[Figure record listings]

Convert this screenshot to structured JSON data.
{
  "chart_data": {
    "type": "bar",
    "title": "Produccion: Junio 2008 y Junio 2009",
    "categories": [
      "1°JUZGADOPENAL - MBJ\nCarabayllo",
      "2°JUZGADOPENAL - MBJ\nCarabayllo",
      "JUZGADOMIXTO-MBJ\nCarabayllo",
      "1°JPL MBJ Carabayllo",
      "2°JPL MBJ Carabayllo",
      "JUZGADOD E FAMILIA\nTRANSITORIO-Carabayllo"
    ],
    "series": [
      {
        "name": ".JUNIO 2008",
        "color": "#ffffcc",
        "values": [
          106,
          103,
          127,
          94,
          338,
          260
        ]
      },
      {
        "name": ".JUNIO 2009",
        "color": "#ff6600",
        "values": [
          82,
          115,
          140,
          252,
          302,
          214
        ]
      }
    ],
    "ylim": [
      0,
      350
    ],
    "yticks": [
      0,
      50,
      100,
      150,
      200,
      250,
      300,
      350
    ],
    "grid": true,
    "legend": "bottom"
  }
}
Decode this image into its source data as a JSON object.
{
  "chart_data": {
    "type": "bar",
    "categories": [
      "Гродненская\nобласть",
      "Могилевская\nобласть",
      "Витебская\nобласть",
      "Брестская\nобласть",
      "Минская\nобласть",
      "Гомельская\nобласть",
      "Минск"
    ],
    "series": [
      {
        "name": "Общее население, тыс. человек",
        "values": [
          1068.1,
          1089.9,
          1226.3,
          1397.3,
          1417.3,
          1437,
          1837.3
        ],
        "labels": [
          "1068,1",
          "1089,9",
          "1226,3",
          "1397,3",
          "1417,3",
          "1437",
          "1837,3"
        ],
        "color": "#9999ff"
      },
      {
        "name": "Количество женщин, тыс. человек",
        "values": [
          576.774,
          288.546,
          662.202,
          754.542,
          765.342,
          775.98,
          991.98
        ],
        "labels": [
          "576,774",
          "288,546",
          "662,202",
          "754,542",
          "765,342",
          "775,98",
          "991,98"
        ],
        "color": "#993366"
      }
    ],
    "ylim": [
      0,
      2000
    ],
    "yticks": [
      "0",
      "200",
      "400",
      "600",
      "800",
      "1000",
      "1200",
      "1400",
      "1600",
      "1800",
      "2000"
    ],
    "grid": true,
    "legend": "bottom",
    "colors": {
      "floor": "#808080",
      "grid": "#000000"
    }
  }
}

# Directions
Make a list of all lines in the data that contain "JSON".

# Written response
Convert this screenshot to structured JSON data.
Decode this image into its source data as a JSON object.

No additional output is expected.